--- Data to process ---
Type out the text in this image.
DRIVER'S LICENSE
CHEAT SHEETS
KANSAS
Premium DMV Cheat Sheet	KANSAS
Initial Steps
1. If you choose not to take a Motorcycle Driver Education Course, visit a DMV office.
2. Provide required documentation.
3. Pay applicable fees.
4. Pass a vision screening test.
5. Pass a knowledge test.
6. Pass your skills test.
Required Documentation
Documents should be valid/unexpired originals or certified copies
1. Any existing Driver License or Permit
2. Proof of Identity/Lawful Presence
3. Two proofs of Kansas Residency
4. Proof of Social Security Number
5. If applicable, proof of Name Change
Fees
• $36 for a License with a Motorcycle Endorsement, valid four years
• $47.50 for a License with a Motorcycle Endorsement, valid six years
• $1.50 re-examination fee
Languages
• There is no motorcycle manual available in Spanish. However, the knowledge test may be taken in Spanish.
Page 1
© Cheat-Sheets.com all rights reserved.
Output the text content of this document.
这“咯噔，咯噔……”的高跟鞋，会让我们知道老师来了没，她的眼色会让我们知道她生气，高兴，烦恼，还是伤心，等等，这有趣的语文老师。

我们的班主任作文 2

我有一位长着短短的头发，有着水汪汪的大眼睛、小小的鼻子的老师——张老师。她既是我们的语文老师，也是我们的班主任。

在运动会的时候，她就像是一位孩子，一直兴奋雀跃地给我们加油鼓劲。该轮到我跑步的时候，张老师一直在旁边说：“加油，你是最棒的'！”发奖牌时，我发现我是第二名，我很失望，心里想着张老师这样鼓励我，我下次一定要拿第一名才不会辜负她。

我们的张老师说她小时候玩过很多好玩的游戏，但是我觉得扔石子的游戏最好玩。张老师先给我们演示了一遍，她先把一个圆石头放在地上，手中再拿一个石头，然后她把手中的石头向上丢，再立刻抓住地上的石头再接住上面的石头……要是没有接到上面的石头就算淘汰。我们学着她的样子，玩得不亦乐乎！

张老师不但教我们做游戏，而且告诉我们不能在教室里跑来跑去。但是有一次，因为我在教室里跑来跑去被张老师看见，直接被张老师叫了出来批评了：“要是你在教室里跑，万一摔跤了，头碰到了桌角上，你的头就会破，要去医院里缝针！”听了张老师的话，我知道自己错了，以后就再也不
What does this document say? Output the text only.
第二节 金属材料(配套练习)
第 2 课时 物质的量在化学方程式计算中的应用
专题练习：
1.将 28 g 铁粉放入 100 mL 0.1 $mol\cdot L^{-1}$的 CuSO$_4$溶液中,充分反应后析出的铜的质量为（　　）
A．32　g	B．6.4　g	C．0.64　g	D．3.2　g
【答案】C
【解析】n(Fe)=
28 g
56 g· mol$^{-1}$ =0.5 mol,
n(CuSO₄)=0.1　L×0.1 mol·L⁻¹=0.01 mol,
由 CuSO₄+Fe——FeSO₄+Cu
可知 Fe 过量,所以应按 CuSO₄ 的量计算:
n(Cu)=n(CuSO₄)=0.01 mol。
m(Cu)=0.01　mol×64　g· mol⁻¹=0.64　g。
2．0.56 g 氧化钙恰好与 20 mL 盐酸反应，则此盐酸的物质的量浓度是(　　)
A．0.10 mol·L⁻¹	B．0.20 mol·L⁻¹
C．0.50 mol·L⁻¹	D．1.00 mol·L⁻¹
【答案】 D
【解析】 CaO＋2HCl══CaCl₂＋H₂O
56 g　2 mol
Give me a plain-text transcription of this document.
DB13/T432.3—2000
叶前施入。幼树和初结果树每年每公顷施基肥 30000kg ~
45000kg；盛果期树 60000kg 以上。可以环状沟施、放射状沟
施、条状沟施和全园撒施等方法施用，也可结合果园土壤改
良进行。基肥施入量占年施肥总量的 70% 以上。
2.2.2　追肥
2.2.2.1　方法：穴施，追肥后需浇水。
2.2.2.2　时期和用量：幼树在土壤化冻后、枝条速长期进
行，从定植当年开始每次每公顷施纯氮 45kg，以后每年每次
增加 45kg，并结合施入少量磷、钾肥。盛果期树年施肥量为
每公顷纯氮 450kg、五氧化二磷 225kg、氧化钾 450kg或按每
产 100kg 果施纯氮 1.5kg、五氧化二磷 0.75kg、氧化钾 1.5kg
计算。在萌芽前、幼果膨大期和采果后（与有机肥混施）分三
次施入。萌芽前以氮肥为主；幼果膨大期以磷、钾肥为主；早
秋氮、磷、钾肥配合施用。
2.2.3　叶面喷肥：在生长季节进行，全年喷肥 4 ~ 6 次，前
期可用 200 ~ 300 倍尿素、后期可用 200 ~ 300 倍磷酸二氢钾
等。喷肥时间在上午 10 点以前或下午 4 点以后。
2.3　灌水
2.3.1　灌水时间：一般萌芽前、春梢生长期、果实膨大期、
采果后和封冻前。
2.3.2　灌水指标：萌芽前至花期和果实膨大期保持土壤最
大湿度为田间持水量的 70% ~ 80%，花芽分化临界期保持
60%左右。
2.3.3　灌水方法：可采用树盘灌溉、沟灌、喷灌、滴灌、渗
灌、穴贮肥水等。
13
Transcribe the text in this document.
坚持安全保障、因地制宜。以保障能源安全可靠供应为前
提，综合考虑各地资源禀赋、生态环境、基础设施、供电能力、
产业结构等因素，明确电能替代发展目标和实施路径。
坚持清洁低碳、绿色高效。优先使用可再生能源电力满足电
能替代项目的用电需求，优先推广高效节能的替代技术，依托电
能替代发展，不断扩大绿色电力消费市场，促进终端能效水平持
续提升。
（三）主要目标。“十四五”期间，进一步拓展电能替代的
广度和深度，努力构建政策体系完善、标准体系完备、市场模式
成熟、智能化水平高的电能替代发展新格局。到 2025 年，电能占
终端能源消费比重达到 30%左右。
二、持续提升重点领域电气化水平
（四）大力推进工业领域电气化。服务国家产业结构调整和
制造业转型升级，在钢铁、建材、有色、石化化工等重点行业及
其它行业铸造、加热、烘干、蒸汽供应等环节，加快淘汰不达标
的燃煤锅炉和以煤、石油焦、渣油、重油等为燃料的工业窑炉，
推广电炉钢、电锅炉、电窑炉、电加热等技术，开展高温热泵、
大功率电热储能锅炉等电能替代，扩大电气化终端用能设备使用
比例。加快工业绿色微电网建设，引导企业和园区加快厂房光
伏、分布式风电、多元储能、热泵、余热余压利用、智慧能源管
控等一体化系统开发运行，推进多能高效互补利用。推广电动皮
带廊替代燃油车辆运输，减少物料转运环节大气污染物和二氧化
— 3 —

--- Written problem ---
State how many lines hold the word "Endorsement". The number is the whole answer.

--- Answer in full ---
2